── Given data ──

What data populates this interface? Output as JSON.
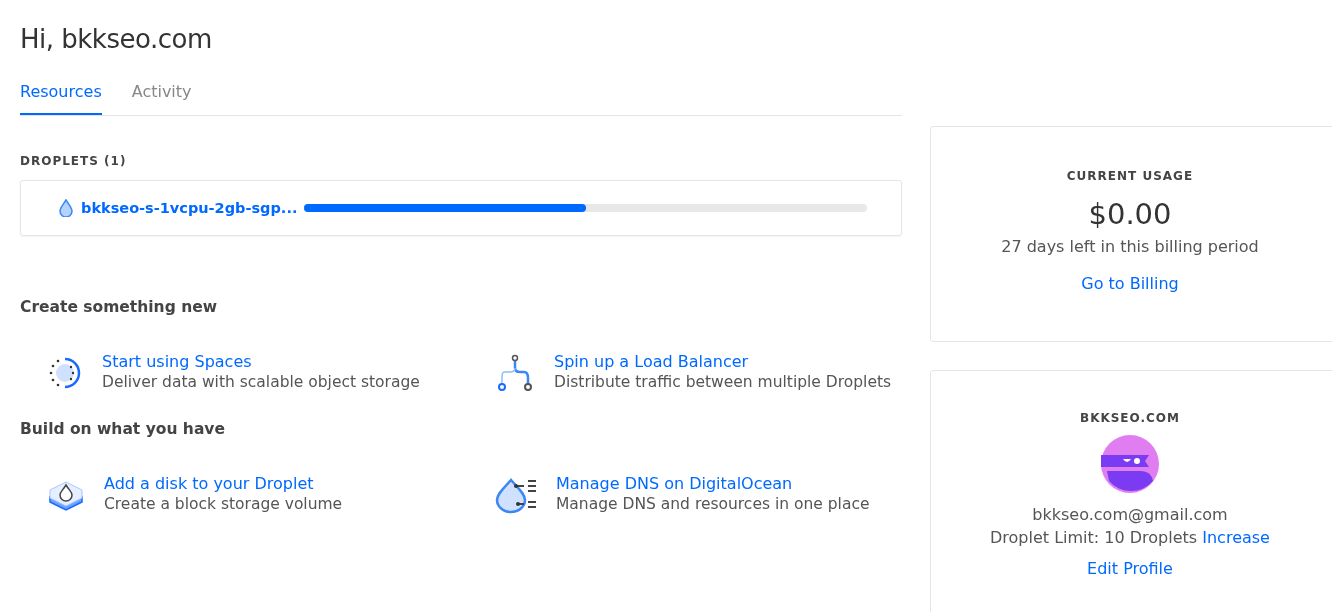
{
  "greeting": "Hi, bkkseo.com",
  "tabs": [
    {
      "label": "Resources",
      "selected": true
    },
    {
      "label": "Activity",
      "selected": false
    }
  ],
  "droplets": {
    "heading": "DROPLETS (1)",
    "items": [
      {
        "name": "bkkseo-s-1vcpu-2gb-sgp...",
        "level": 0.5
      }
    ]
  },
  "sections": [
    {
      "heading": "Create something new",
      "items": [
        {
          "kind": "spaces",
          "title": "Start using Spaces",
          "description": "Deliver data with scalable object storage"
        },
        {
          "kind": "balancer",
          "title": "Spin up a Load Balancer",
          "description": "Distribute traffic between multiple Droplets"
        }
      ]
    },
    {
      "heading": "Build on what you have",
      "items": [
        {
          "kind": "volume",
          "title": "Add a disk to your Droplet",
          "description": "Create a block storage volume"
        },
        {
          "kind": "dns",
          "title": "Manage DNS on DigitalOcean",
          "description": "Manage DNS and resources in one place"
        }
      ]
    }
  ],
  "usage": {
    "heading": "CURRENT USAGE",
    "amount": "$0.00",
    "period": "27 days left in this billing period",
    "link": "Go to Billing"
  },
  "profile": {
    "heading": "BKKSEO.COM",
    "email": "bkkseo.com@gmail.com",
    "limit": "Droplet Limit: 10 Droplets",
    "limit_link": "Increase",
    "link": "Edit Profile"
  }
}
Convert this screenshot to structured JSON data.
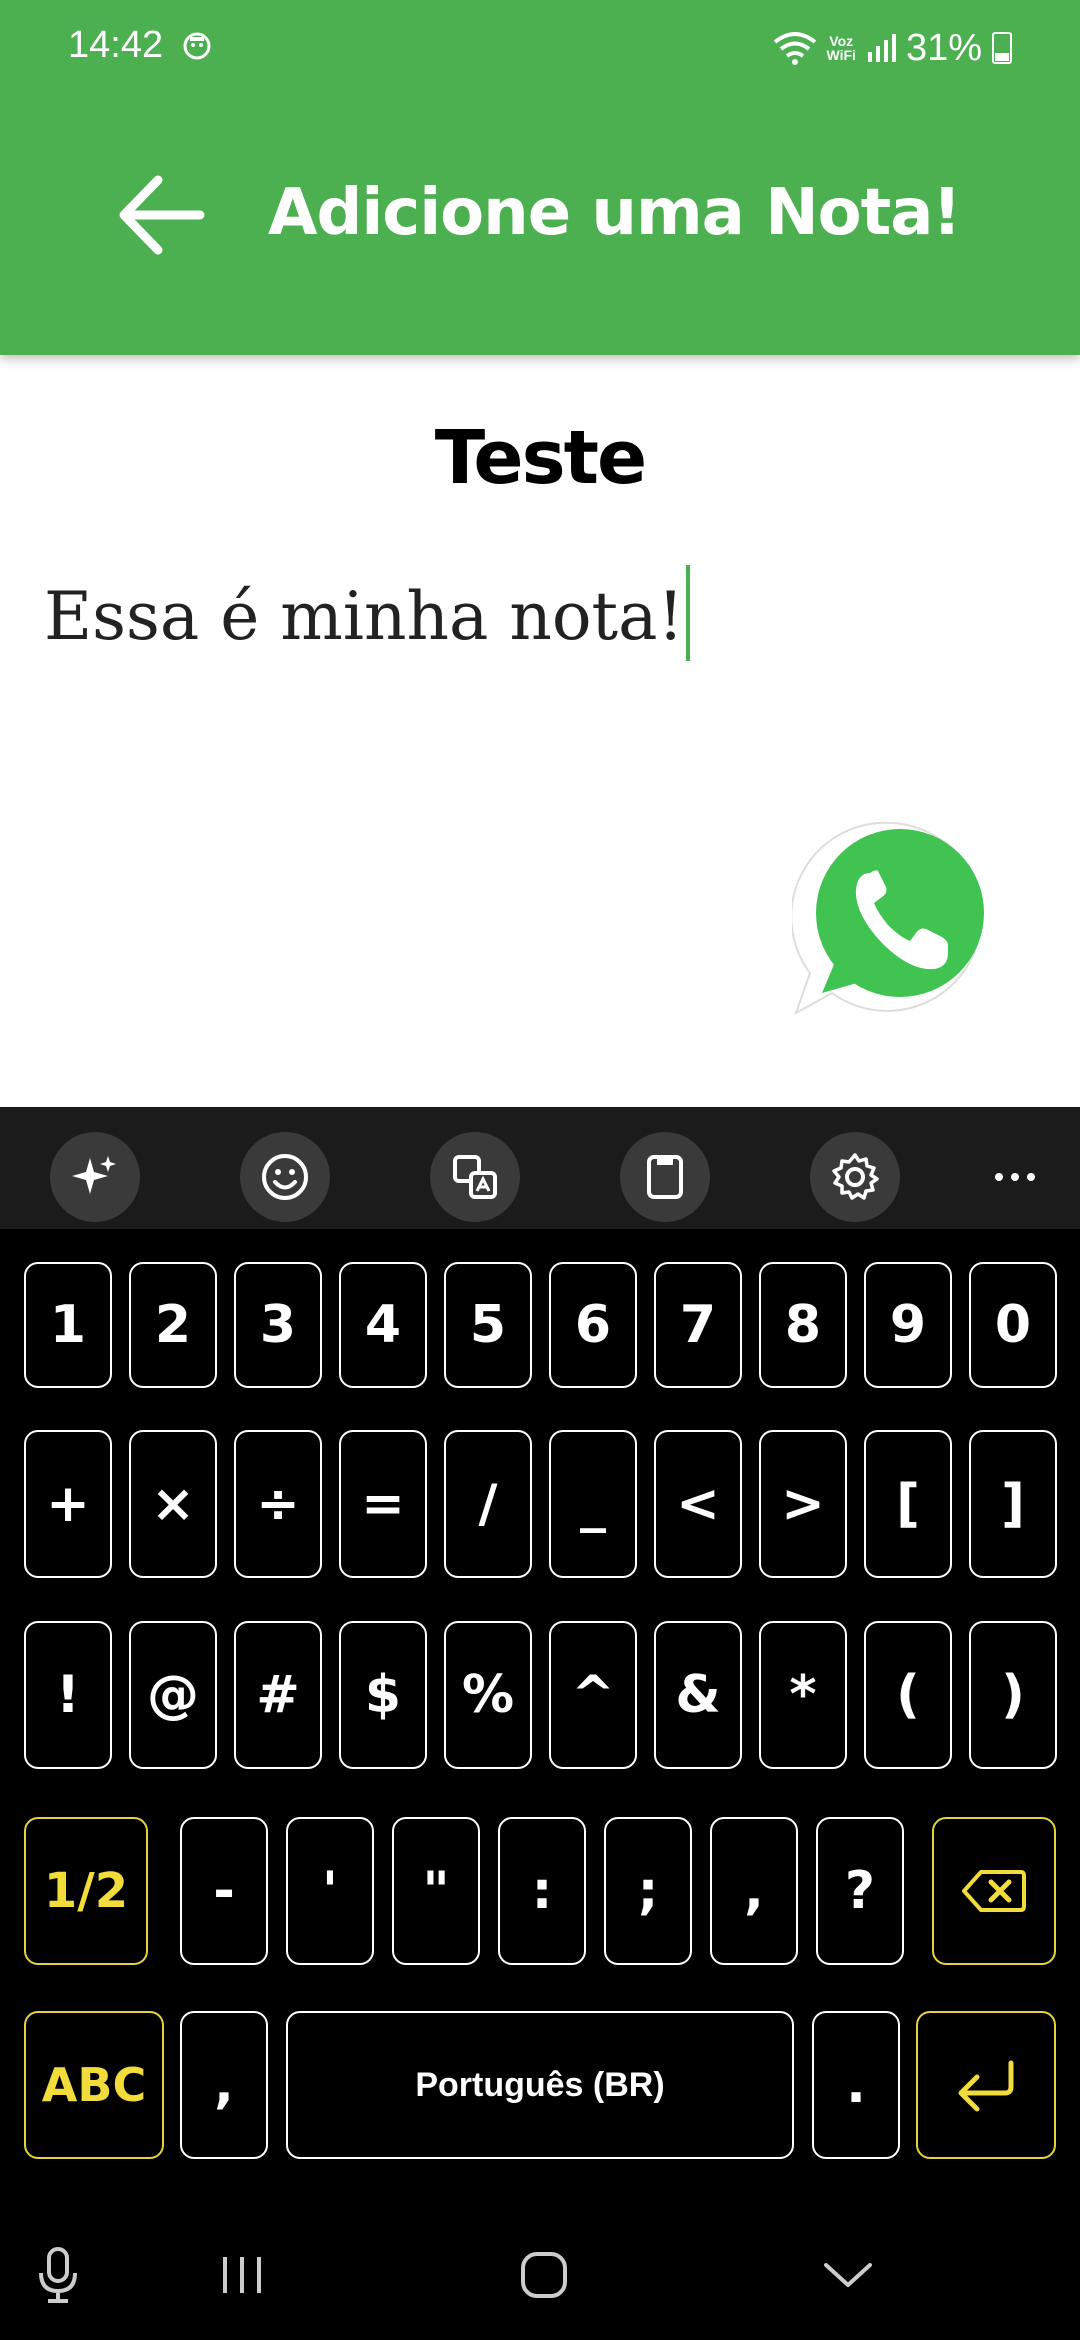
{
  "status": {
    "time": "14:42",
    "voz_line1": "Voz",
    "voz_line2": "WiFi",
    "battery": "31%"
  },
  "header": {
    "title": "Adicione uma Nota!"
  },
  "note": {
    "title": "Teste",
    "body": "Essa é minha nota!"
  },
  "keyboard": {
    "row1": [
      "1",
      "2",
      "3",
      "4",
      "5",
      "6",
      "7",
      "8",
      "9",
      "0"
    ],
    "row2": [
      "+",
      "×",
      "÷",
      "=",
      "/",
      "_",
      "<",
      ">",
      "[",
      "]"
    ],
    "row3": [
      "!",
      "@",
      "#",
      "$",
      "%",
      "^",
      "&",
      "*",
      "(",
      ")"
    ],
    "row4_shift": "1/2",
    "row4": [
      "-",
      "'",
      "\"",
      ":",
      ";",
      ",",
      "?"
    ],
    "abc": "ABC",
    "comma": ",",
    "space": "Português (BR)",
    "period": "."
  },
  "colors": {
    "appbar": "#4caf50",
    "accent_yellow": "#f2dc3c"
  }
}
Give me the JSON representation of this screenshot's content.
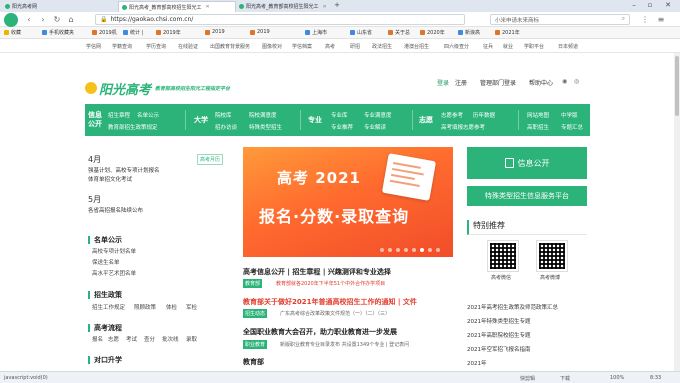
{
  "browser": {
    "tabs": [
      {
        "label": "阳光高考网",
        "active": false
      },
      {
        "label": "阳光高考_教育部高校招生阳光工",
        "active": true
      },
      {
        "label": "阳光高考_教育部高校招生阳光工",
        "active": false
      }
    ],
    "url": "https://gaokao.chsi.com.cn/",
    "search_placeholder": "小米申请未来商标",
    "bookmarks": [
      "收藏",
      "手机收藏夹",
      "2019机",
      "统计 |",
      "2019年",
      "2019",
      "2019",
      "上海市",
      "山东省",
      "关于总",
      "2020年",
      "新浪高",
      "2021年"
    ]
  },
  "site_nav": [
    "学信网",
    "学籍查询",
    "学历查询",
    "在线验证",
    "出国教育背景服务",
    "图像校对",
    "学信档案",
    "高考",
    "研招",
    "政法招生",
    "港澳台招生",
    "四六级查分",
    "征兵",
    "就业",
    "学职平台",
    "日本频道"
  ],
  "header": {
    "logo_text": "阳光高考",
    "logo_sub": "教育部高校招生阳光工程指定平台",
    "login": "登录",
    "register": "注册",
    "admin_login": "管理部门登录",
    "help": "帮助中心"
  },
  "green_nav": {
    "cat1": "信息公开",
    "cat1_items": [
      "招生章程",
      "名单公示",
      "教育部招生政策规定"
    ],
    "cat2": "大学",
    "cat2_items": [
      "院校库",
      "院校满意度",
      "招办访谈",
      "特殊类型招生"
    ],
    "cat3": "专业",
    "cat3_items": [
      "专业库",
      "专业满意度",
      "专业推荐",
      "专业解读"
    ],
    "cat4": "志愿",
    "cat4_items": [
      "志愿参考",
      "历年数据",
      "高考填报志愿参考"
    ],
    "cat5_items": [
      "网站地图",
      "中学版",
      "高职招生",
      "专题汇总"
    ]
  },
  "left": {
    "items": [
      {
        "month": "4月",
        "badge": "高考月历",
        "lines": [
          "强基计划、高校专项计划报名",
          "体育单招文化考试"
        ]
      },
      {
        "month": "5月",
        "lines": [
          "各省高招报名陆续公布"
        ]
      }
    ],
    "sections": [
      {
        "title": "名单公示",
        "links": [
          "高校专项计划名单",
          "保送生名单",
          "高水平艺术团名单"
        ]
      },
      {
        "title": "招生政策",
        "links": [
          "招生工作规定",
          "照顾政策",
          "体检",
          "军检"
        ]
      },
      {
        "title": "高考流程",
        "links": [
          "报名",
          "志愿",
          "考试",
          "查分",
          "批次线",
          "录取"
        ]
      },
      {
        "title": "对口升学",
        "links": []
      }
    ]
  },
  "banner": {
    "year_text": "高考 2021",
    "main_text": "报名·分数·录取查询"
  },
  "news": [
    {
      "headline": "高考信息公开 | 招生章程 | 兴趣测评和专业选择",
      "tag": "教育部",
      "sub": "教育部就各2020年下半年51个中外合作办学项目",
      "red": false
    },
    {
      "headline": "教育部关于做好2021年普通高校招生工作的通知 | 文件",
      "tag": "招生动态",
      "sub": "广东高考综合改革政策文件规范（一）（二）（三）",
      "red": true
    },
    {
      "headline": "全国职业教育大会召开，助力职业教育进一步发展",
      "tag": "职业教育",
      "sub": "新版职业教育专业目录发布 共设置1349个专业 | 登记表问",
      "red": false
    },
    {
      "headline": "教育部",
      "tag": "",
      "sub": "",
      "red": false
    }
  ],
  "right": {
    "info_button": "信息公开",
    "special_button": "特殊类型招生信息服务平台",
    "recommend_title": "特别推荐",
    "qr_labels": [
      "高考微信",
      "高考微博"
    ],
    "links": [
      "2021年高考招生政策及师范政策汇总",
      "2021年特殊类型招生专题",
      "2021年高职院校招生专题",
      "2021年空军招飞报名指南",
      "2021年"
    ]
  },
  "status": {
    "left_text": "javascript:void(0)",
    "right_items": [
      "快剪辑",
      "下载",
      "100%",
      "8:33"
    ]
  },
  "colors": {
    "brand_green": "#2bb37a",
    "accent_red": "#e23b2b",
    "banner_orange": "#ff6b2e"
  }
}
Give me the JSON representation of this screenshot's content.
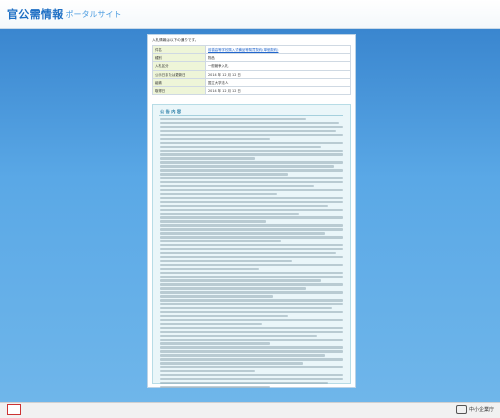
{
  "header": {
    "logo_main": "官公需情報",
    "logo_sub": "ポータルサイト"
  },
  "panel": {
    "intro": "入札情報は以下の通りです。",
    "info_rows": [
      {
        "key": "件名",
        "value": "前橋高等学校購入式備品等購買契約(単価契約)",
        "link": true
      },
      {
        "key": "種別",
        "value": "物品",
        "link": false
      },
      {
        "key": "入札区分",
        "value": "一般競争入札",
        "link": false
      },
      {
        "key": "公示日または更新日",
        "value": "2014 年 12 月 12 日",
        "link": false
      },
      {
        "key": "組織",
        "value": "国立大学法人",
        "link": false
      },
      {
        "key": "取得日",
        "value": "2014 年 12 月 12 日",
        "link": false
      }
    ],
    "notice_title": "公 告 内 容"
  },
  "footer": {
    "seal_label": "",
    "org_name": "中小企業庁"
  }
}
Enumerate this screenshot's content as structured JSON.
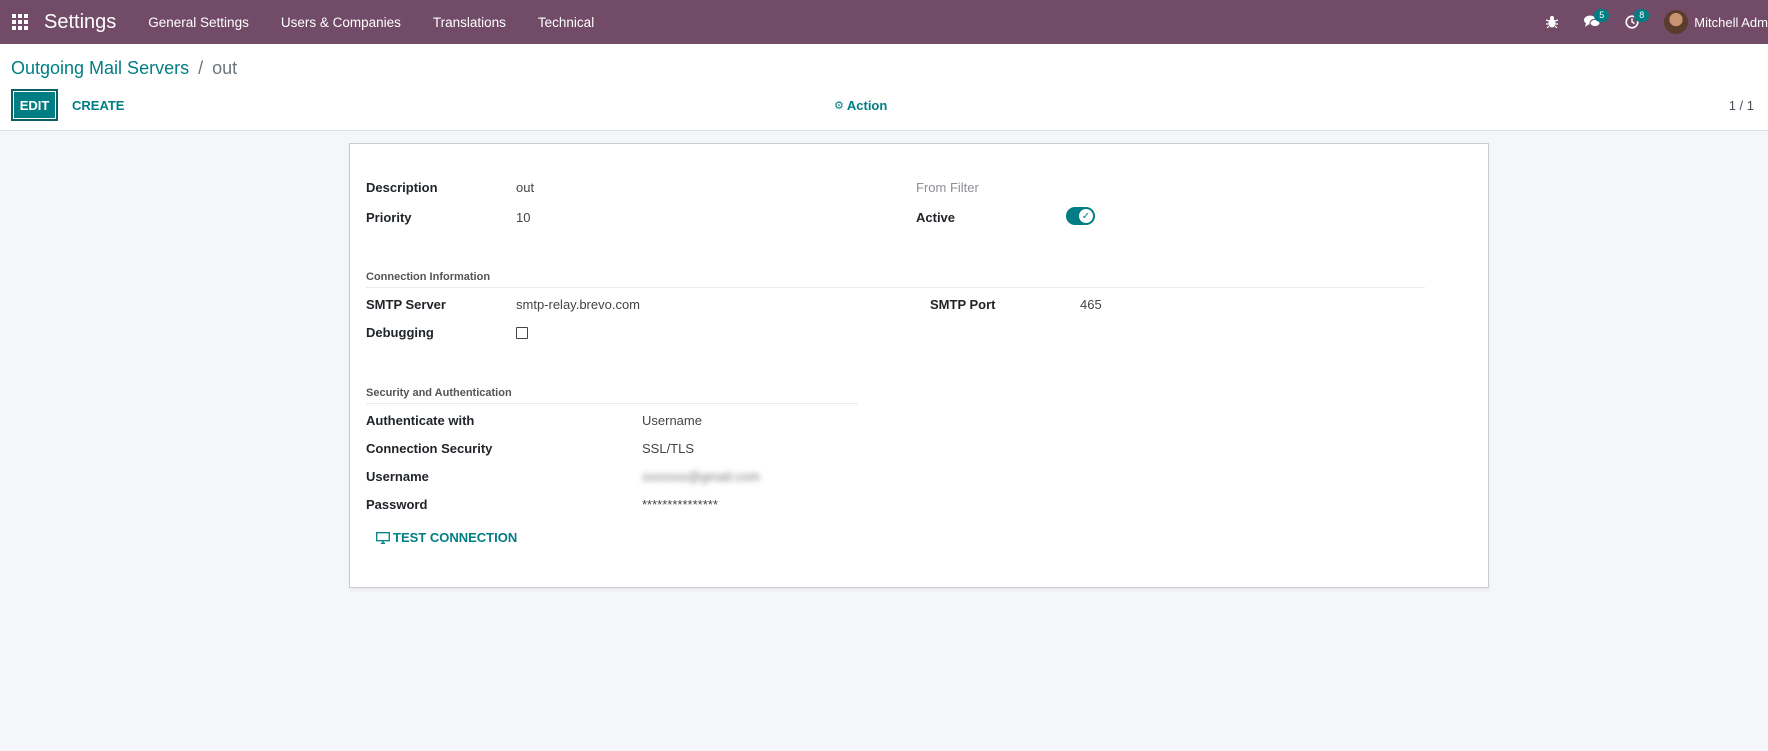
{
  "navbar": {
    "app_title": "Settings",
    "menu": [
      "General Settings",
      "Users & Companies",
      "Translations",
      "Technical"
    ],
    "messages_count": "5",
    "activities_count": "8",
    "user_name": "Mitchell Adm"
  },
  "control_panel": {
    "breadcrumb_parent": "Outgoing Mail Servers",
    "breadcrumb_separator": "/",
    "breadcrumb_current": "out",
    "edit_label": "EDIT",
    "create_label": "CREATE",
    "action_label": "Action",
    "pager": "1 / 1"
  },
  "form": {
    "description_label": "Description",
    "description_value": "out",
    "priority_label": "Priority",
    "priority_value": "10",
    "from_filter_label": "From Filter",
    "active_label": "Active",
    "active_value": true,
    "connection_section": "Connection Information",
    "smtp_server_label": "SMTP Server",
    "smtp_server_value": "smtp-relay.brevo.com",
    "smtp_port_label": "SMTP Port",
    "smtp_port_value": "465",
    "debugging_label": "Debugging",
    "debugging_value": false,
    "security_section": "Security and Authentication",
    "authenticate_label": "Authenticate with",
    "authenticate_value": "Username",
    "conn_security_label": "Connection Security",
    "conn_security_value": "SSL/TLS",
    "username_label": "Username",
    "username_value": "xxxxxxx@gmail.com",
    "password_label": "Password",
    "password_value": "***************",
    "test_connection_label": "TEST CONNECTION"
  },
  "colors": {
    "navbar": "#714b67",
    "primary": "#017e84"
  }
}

───

_Work required_: In the listing above, find each line with the word "Manage" and copy it.

_Response_:
          "title": "Manage DNS on DigitalOcean",
          "description": "Manage DNS and resources in one place"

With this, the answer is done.